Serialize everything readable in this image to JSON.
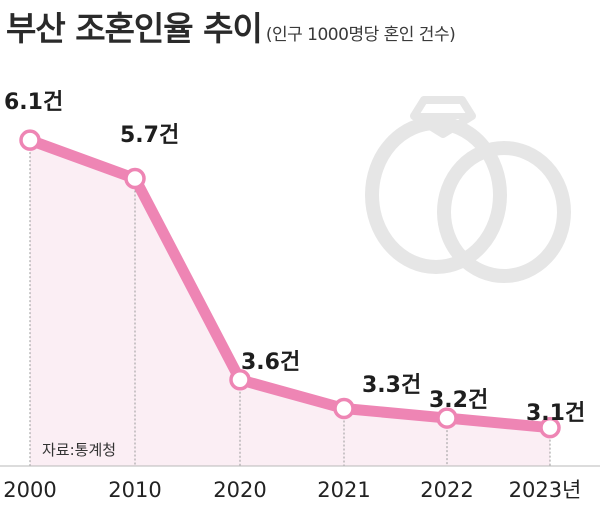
{
  "title": "부산 조혼인율 추이",
  "subtitle": "(인구 1000명당 혼인 건수)",
  "source": "자료:통계청",
  "colors": {
    "line": "#ee85b4",
    "area": "#fbeef4",
    "marker_fill": "#ffffff",
    "rings": "#e6e6e6"
  },
  "decoration_icon": "wedding-rings-icon",
  "chart_data": {
    "type": "line",
    "categories": [
      "2000",
      "2010",
      "2020",
      "2021",
      "2022",
      "2023년"
    ],
    "values": [
      6.1,
      5.7,
      3.6,
      3.3,
      3.2,
      3.1
    ],
    "value_labels": [
      "6.1건",
      "5.7건",
      "3.6건",
      "3.3건",
      "3.2건",
      "3.1건"
    ],
    "unit": "건",
    "title": "부산 조혼인율 추이",
    "subtitle": "(인구 1000명당 혼인 건수)",
    "ylim": [
      2.7,
      6.3
    ],
    "grid": false,
    "legend": "none"
  }
}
──────────
Problem requirements: From the data above, copy out every line with the string "rings" in it.

Completed exercise:
    "rings": "#e6e6e6"
  "decoration_icon": "wedding-rings-icon",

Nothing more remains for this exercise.